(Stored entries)
****************
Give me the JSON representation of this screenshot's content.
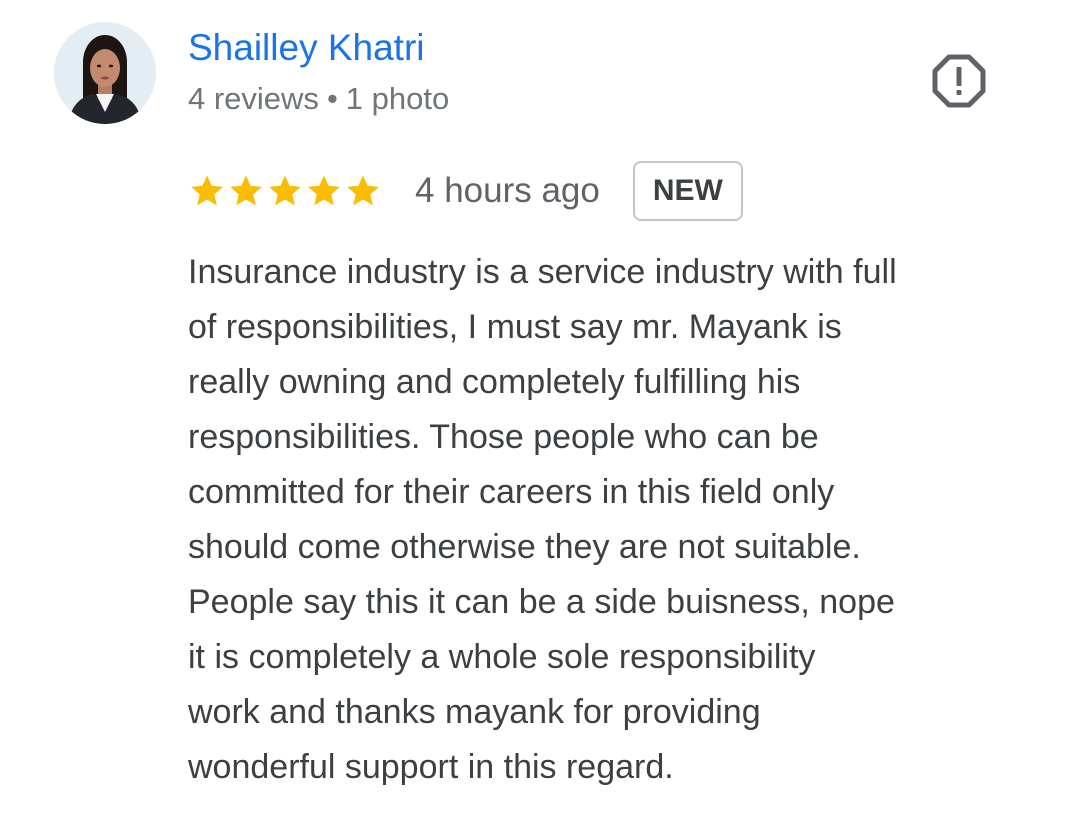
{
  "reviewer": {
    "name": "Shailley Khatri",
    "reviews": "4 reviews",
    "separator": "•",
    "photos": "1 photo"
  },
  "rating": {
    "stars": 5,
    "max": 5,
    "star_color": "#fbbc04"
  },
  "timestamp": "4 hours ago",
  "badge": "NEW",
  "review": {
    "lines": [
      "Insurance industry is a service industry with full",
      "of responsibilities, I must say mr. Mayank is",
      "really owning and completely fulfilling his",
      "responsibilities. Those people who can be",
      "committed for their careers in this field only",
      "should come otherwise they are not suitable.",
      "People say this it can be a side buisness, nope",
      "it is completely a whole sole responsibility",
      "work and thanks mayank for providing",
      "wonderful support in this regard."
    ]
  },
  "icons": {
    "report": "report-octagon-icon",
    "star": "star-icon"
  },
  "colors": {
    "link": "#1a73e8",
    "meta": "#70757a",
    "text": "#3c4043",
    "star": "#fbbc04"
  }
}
****************
Of the lines in the data, how many contain the word "this"? Provide the number and nothing further.

4